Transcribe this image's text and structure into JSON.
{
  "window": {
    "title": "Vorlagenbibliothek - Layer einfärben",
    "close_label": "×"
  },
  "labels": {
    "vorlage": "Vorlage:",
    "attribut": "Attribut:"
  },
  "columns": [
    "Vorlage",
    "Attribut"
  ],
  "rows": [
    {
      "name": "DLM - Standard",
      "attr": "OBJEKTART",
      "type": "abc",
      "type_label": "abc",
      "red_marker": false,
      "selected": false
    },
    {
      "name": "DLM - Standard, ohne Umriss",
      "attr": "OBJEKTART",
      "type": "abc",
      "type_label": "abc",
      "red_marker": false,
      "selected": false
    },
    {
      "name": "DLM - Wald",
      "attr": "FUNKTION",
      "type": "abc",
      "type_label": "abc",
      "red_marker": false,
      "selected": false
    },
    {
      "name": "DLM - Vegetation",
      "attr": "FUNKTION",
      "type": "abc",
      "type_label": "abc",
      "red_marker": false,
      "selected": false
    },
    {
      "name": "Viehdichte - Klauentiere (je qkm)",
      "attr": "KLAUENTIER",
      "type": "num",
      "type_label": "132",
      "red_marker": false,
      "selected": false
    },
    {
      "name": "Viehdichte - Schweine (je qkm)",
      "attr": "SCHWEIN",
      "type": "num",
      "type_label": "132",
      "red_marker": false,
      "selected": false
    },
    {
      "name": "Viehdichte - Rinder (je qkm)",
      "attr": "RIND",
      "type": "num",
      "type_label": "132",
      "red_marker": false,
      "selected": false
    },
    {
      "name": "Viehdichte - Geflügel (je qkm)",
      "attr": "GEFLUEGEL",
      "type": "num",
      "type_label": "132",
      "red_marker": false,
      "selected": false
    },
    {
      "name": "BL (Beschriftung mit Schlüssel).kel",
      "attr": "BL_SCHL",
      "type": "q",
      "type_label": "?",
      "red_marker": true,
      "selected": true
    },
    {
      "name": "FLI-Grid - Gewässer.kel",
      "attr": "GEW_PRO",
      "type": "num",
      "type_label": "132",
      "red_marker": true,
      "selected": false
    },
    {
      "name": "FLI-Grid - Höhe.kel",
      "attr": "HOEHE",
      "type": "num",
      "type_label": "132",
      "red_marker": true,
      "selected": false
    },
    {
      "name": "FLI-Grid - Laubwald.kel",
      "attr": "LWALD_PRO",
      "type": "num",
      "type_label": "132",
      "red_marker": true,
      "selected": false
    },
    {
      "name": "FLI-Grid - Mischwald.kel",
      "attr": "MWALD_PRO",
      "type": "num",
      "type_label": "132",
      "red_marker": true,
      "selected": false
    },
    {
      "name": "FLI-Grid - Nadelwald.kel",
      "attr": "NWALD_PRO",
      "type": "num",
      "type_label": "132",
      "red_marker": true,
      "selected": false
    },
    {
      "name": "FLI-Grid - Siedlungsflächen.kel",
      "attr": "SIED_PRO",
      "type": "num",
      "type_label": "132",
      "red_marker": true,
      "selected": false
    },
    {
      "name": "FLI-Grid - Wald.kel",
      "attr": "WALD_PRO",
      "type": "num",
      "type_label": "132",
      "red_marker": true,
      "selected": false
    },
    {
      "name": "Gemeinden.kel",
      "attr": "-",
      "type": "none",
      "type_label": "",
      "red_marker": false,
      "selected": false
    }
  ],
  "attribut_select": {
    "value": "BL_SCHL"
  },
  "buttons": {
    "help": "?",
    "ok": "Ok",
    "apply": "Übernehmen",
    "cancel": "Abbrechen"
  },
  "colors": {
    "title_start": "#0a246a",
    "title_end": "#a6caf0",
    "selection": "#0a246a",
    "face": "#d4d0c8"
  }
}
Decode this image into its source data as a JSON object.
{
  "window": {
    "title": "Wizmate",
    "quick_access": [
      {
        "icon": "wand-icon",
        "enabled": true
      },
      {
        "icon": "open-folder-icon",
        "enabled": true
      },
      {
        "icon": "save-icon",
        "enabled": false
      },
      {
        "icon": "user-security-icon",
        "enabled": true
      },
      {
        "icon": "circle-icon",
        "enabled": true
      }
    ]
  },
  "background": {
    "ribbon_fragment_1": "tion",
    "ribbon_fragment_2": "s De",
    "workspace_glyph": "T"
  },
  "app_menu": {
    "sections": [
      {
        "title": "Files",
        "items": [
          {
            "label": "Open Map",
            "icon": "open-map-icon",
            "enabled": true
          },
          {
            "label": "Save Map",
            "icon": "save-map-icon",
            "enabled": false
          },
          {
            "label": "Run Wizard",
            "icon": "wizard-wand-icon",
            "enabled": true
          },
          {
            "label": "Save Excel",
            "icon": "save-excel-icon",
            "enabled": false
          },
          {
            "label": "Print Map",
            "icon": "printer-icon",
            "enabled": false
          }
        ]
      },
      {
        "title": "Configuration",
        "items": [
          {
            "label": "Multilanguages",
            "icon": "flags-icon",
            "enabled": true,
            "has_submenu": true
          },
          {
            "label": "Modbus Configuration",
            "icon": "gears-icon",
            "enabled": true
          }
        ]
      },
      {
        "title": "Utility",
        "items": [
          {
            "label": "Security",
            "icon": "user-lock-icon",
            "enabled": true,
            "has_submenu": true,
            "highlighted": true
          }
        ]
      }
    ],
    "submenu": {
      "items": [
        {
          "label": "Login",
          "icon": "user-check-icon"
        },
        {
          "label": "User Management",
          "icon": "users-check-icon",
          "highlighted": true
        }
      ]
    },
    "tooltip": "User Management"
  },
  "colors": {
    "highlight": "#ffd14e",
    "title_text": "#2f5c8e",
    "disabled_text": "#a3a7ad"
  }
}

▬▬▬▬▬▬

#### [Set task]
Copy each line above that contains the string "Viehdichte".

#### [Final answer]
      "name": "Viehdichte - Klauentiere (je qkm)",
      "name": "Viehdichte - Schweine (je qkm)",
      "name": "Viehdichte - Rinder (je qkm)",
      "name": "Viehdichte - Geflügel (je qkm)",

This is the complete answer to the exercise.